# Source document
※

Today, Ireland is the new Canada of tobacco control. For many years, Canada was the public health establishment’s poster child for tobacco control. In tandem, Canadian politicians, public-health bureaucrats and tobacco-control activists led the rest of the world in advocating, and often passing and implementing, the regulations and laws that the tobacco-control movement considers conventional public health wisdom. The basic message was we should all be more like Canada.
Until now. The problem with Canada today is that the evidence on the consequences of display bans — both in terms of smoking prevalence and economic fallout for tobacco retailers — is extremely unhelpful to the pro-ban side (as one of us recently documented for the Institute of Economic Affairs, and as we discuss in a forthcoming Economic Affairs journal article). Hence, the pro-ban side now says the Canadian experience is not applicable to the British one, or any other for that matter.
So, if Ireland did not exist, it would have to be invented; display ban advocates desperately need a new, go-to country case study to justify their ideas. Witness Quinn et al’s dismissal in Tobacco Control of the contrary economic evidence we have put forward, stating that our ‘findings contradict recent reports that sales… are being lost since the removal of… displays and second, that this decline can be attributed to the [display ban] policy’.
In truth, the display ban’s disastrous economic consequences are very real and far more powerful in evidentiary terms than the preliminary sales figures relied upon in the Quinn study. Many small retailers rely on sales of tobacco — and the sales of other items to tobacco purchasers — to keep their heads above water. Tobacco display bans will not only fail to reduce smoking, but such restrictions have already put many retailers out of business.

※

# Given records
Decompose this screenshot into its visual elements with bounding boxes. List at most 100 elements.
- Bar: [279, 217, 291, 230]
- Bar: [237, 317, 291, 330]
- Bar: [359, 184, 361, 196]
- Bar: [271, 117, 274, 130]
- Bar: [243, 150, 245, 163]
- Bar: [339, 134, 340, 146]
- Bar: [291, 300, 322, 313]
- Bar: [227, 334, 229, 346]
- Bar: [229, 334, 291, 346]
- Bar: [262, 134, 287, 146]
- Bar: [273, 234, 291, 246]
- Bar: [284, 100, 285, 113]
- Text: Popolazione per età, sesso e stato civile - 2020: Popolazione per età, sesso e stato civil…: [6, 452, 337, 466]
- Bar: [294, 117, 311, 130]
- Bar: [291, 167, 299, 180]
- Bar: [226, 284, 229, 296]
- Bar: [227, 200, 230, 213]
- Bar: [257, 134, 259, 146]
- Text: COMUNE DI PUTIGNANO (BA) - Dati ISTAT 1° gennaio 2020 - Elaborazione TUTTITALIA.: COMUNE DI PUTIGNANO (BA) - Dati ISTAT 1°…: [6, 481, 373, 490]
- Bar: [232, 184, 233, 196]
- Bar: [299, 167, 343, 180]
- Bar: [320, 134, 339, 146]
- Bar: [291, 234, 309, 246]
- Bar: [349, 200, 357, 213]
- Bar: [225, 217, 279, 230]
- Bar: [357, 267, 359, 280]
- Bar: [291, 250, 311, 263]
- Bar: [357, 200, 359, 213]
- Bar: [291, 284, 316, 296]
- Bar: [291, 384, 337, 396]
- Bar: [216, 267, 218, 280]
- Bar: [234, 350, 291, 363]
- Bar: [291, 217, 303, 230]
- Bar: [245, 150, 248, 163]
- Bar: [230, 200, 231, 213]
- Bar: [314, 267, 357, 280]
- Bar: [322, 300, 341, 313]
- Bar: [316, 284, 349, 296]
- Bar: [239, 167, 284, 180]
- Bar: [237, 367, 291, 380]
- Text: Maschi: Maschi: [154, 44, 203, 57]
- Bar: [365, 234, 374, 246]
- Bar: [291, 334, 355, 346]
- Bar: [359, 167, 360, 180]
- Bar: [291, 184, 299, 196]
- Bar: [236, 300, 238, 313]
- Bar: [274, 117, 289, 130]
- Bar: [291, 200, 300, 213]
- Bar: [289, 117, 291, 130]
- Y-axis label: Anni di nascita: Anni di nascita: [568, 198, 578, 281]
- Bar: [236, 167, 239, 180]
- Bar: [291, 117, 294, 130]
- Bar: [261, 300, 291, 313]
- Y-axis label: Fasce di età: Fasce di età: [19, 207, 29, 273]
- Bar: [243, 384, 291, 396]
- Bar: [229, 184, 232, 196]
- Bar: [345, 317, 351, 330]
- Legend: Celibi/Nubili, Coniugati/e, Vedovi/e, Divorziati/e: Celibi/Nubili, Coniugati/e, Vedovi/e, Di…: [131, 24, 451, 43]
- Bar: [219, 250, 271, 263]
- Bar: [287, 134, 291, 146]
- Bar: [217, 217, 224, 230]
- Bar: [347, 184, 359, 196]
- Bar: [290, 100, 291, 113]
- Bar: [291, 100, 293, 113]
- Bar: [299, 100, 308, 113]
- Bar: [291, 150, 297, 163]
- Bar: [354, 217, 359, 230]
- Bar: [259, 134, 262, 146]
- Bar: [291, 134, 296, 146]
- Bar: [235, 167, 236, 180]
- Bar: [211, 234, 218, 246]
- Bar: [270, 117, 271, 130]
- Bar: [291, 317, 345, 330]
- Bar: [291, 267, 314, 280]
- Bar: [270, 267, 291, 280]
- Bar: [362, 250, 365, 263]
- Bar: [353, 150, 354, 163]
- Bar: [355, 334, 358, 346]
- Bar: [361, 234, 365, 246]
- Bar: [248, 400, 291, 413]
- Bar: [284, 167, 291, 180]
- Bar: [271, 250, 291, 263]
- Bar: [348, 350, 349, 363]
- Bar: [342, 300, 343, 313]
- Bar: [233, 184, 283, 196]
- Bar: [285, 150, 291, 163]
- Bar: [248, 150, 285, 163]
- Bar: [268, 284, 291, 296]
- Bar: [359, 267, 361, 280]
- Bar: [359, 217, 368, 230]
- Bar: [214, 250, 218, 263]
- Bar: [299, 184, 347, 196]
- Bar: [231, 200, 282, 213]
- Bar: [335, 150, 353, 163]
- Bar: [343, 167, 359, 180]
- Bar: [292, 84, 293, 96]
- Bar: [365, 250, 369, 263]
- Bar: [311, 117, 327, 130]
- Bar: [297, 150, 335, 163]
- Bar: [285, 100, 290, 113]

※

# Work instruction
Can you transcribe the tobacco display ban article from "So, if Ireland" to "[display ban] policy’." word for word?

# Response area
So, if Ireland did not exist, it would have to be invented; display ban advocates desperately need a new, go-to country case study to justify their ideas. Witness Quinn et al’s dismissal in Tobacco Control of the contrary economic evidence we have put forward, stating that our ‘findings contradict recent reports that sales… are being lost since the removal of… displays and second, that this decline can be attributed to the [display ban] policy’.